→ WHAT IS ASKED
Write out every line of the item below word for word, leaving out the picture.

[Start of TASK DATA]

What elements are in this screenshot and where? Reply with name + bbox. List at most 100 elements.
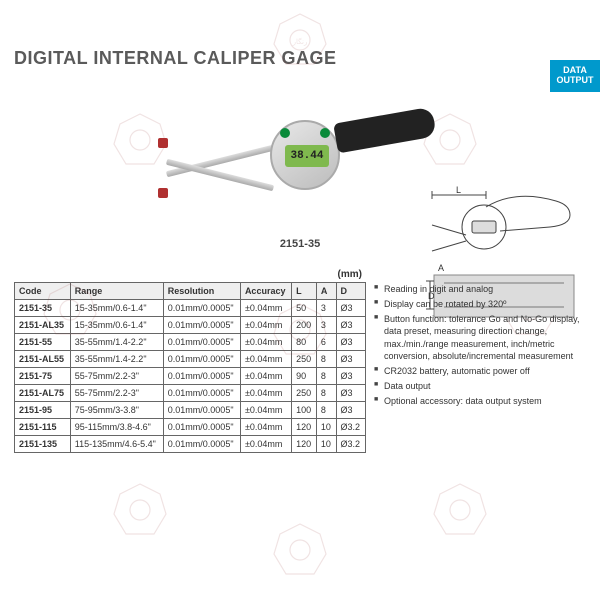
table-cell: 95-115mm/3.8-4.6": [70, 419, 163, 436]
column-header: Code: [15, 283, 71, 300]
table-cell: 3: [316, 317, 336, 334]
table-cell: 2151-115: [15, 419, 71, 436]
table-row: 2151-135115-135mm/4.6-5.4"0.01mm/0.0005"…: [15, 436, 366, 453]
jaw-tip-upper: [158, 138, 168, 148]
column-header: Resolution: [163, 283, 240, 300]
table-cell: 250: [292, 351, 317, 368]
table-cell: 0.01mm/0.0005": [163, 436, 240, 453]
table-cell: 80: [292, 334, 317, 351]
table-row: 2151-AL7555-75mm/2.2-3"0.01mm/0.0005"±0.…: [15, 385, 366, 402]
feature-item: Display can be rotated by 320º: [374, 298, 586, 310]
table-cell: ±0.04mm: [240, 402, 291, 419]
schematic-label-L: L: [456, 185, 461, 195]
table-cell: Ø3: [336, 368, 365, 385]
table-cell: 55-75mm/2.2-3": [70, 368, 163, 385]
table-cell: 50: [292, 300, 317, 317]
table-cell: 200: [292, 317, 317, 334]
table-cell: 6: [316, 334, 336, 351]
page-title: DIGITAL INTERNAL CALIPER GAGE: [14, 48, 586, 69]
column-header: A: [316, 283, 336, 300]
feature-item: Button function: tolerance Go and No-Go …: [374, 313, 586, 362]
table-cell: ±0.04mm: [240, 436, 291, 453]
column-header: L: [292, 283, 317, 300]
table-cell: 2151-135: [15, 436, 71, 453]
table-cell: ±0.04mm: [240, 334, 291, 351]
table-cell: 120: [292, 419, 317, 436]
product-illustration: 38.44 2151-35: [150, 90, 450, 250]
table-cell: Ø3: [336, 402, 365, 419]
caliper-lcd-display: 38.44: [285, 145, 329, 167]
table-cell: ±0.04mm: [240, 351, 291, 368]
caliper-handle: [333, 107, 437, 154]
table-cell: Ø3.2: [336, 419, 365, 436]
table-row: 2151-AL5535-55mm/1.4-2.2"0.01mm/0.0005"±…: [15, 351, 366, 368]
table-cell: 35-55mm/1.4-2.2": [70, 351, 163, 368]
table-row: 2151-AL3515-35mm/0.6-1.4"0.01mm/0.0005"±…: [15, 317, 366, 334]
caliper-button-left: [280, 128, 290, 138]
table-cell: Ø3: [336, 334, 365, 351]
table-cell: 2151-55: [15, 334, 71, 351]
table-cell: 0.01mm/0.0005": [163, 385, 240, 402]
svg-text:رنگار: رنگار: [292, 37, 308, 46]
table-cell: 8: [316, 402, 336, 419]
table-cell: 0.01mm/0.0005": [163, 351, 240, 368]
table-row: 2151-11595-115mm/3.8-4.6"0.01mm/0.0005"±…: [15, 419, 366, 436]
model-number-label: 2151-35: [280, 238, 320, 250]
table-cell: 8: [316, 368, 336, 385]
feature-item: Data output: [374, 380, 586, 392]
table-cell: 90: [292, 368, 317, 385]
table-cell: Ø3: [336, 300, 365, 317]
table-cell: ±0.04mm: [240, 385, 291, 402]
feature-item: Reading in digit and analog: [374, 283, 586, 295]
watermark-stamp: [430, 480, 490, 540]
table-cell: 2151-AL55: [15, 351, 71, 368]
table-cell: 0.01mm/0.0005": [163, 402, 240, 419]
watermark-stamp: [270, 520, 330, 580]
column-header: D: [336, 283, 365, 300]
table-cell: ±0.04mm: [240, 317, 291, 334]
table-cell: 15-35mm/0.6-1.4": [70, 300, 163, 317]
product-area: 38.44 2151-35 L: [14, 75, 586, 265]
table-cell: 15-35mm/0.6-1.4": [70, 317, 163, 334]
table-cell: 10: [316, 436, 336, 453]
jaw-tip-lower: [158, 188, 168, 198]
table-cell: 2151-AL75: [15, 385, 71, 402]
table-cell: 2151-75: [15, 368, 71, 385]
table-cell: 2151-AL35: [15, 317, 71, 334]
table-cell: 100: [292, 402, 317, 419]
table-cell: 0.01mm/0.0005": [163, 300, 240, 317]
table-row: 2151-9575-95mm/3-3.8"0.01mm/0.0005"±0.04…: [15, 402, 366, 419]
caliper-button-right: [320, 128, 330, 138]
table-cell: 0.01mm/0.0005": [163, 419, 240, 436]
table-cell: 120: [292, 436, 317, 453]
table-cell: ±0.04mm: [240, 368, 291, 385]
table-cell: ±0.04mm: [240, 419, 291, 436]
table-row: 2151-3515-35mm/0.6-1.4"0.01mm/0.0005"±0.…: [15, 300, 366, 317]
spec-table-wrap: (mm) CodeRangeResolutionAccuracyLAD 2151…: [14, 269, 366, 453]
table-cell: 115-135mm/4.6-5.4": [70, 436, 163, 453]
table-row: 2151-5535-55mm/1.4-2.2"0.01mm/0.0005"±0.…: [15, 334, 366, 351]
table-cell: 10: [316, 419, 336, 436]
table-cell: 8: [316, 385, 336, 402]
table-cell: Ø3.2: [336, 436, 365, 453]
feature-item: Optional accessory: data output system: [374, 395, 586, 407]
table-cell: 2151-95: [15, 402, 71, 419]
schematic-label-A: A: [438, 263, 444, 273]
unit-label: (mm): [14, 269, 366, 280]
table-cell: 8: [316, 351, 336, 368]
feature-item: CR2032 battery, automatic power off: [374, 365, 586, 377]
table-cell: 0.01mm/0.0005": [163, 368, 240, 385]
table-cell: 75-95mm/3-3.8": [70, 402, 163, 419]
table-row: 2151-7555-75mm/2.2-3"0.01mm/0.0005"±0.04…: [15, 368, 366, 385]
table-cell: Ø3: [336, 385, 365, 402]
column-header: Accuracy: [240, 283, 291, 300]
table-cell: Ø3: [336, 317, 365, 334]
table-cell: 250: [292, 385, 317, 402]
table-cell: 3: [316, 300, 336, 317]
table-cell: 0.01mm/0.0005": [163, 317, 240, 334]
table-cell: 0.01mm/0.0005": [163, 334, 240, 351]
table-cell: 55-75mm/2.2-3": [70, 385, 163, 402]
column-header: Range: [70, 283, 163, 300]
table-cell: 2151-35: [15, 300, 71, 317]
table-cell: ±0.04mm: [240, 300, 291, 317]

[End of TASK DATA]

→ EXERCISE ANSWER
What elements are in this screenshot and where? Reply with name + bbox. List at most 100 elements.
table-cell: 95-115mm/3.8-4.6": [70, 419, 163, 436]
column-header: Code: [15, 283, 71, 300]
table-cell: 3: [316, 317, 336, 334]
table-cell: 2151-115: [15, 419, 71, 436]
table-row: 2151-135115-135mm/4.6-5.4"0.01mm/0.0005"…: [15, 436, 366, 453]
jaw-tip-upper: [158, 138, 168, 148]
column-header: Resolution: [163, 283, 240, 300]
table-cell: 250: [292, 351, 317, 368]
table-cell: 0.01mm/0.0005": [163, 436, 240, 453]
table-cell: 80: [292, 334, 317, 351]
table-row: 2151-AL7555-75mm/2.2-3"0.01mm/0.0005"±0.…: [15, 385, 366, 402]
feature-item: Display can be rotated by 320º: [374, 298, 586, 310]
table-cell: ±0.04mm: [240, 402, 291, 419]
schematic-label-L: L: [456, 185, 461, 195]
table-cell: Ø3: [336, 368, 365, 385]
table-cell: 55-75mm/2.2-3": [70, 368, 163, 385]
table-cell: 50: [292, 300, 317, 317]
table-cell: 200: [292, 317, 317, 334]
table-cell: 6: [316, 334, 336, 351]
page-title: DIGITAL INTERNAL CALIPER GAGE: [14, 48, 586, 69]
column-header: A: [316, 283, 336, 300]
feature-item: Button function: tolerance Go and No-Go …: [374, 313, 586, 362]
table-cell: ±0.04mm: [240, 436, 291, 453]
column-header: L: [292, 283, 317, 300]
table-cell: 2151-135: [15, 436, 71, 453]
table-cell: ±0.04mm: [240, 334, 291, 351]
table-cell: 120: [292, 419, 317, 436]
product-illustration: 38.44 2151-35: [150, 90, 450, 250]
table-cell: Ø3: [336, 402, 365, 419]
caliper-lcd-display: 38.44: [285, 145, 329, 167]
table-cell: ±0.04mm: [240, 351, 291, 368]
caliper-handle: [333, 107, 437, 154]
table-cell: Ø3.2: [336, 419, 365, 436]
table-row: 2151-AL5535-55mm/1.4-2.2"0.01mm/0.0005"±…: [15, 351, 366, 368]
table-cell: 35-55mm/1.4-2.2": [70, 351, 163, 368]
table-row: 2151-AL3515-35mm/0.6-1.4"0.01mm/0.0005"±…: [15, 317, 366, 334]
caliper-button-left: [280, 128, 290, 138]
table-cell: Ø3: [336, 334, 365, 351]
table-cell: 2151-55: [15, 334, 71, 351]
table-cell: 0.01mm/0.0005": [163, 385, 240, 402]
svg-text:رنگار: رنگار: [292, 37, 308, 46]
table-cell: 8: [316, 402, 336, 419]
table-cell: 0.01mm/0.0005": [163, 351, 240, 368]
table-row: 2151-11595-115mm/3.8-4.6"0.01mm/0.0005"±…: [15, 419, 366, 436]
model-number-label: 2151-35: [280, 238, 320, 250]
table-cell: 8: [316, 368, 336, 385]
feature-item: Data output: [374, 380, 586, 392]
table-cell: 90: [292, 368, 317, 385]
table-cell: Ø3: [336, 300, 365, 317]
table-cell: ±0.04mm: [240, 385, 291, 402]
feature-item: Reading in digit and analog: [374, 283, 586, 295]
watermark-stamp: [430, 480, 490, 540]
table-cell: 2151-AL55: [15, 351, 71, 368]
table-cell: 0.01mm/0.0005": [163, 402, 240, 419]
watermark-stamp: [270, 520, 330, 580]
column-header: D: [336, 283, 365, 300]
table-cell: ±0.04mm: [240, 317, 291, 334]
table-cell: 15-35mm/0.6-1.4": [70, 300, 163, 317]
product-area: 38.44 2151-35 L: [14, 75, 586, 265]
table-cell: 15-35mm/0.6-1.4": [70, 317, 163, 334]
table-cell: 10: [316, 436, 336, 453]
jaw-tip-lower: [158, 188, 168, 198]
table-cell: 2151-AL75: [15, 385, 71, 402]
table-cell: 2151-75: [15, 368, 71, 385]
table-cell: 2151-AL35: [15, 317, 71, 334]
table-cell: 100: [292, 402, 317, 419]
table-cell: 0.01mm/0.0005": [163, 300, 240, 317]
table-row: 2151-9575-95mm/3-3.8"0.01mm/0.0005"±0.04…: [15, 402, 366, 419]
caliper-button-right: [320, 128, 330, 138]
table-cell: 0.01mm/0.0005": [163, 419, 240, 436]
table-cell: 120: [292, 436, 317, 453]
table-cell: ±0.04mm: [240, 368, 291, 385]
table-cell: ±0.04mm: [240, 419, 291, 436]
table-row: 2151-3515-35mm/0.6-1.4"0.01mm/0.0005"±0.…: [15, 300, 366, 317]
spec-table-wrap: (mm) CodeRangeResolutionAccuracyLAD 2151…: [14, 269, 366, 453]
table-cell: 115-135mm/4.6-5.4": [70, 436, 163, 453]
table-row: 2151-5535-55mm/1.4-2.2"0.01mm/0.0005"±0.…: [15, 334, 366, 351]
table-cell: 10: [316, 419, 336, 436]
table-cell: 8: [316, 385, 336, 402]
table-cell: Ø3.2: [336, 436, 365, 453]
feature-item: Optional accessory: data output system: [374, 395, 586, 407]
table-cell: 2151-95: [15, 402, 71, 419]
schematic-label-A: A: [438, 263, 444, 273]
unit-label: (mm): [14, 269, 366, 280]
table-cell: 8: [316, 351, 336, 368]
feature-item: CR2032 battery, automatic power off: [374, 365, 586, 377]
table-cell: 0.01mm/0.0005": [163, 368, 240, 385]
table-cell: 75-95mm/3-3.8": [70, 402, 163, 419]
table-row: 2151-7555-75mm/2.2-3"0.01mm/0.0005"±0.04…: [15, 368, 366, 385]
table-cell: Ø3: [336, 385, 365, 402]
column-header: Accuracy: [240, 283, 291, 300]
table-cell: Ø3: [336, 317, 365, 334]
table-cell: 250: [292, 385, 317, 402]
table-cell: 3: [316, 300, 336, 317]
table-cell: 0.01mm/0.0005": [163, 317, 240, 334]
table-cell: 0.01mm/0.0005": [163, 334, 240, 351]
table-cell: 55-75mm/2.2-3": [70, 385, 163, 402]
column-header: Range: [70, 283, 163, 300]
table-cell: 2151-35: [15, 300, 71, 317]
table-cell: ±0.04mm: [240, 300, 291, 317]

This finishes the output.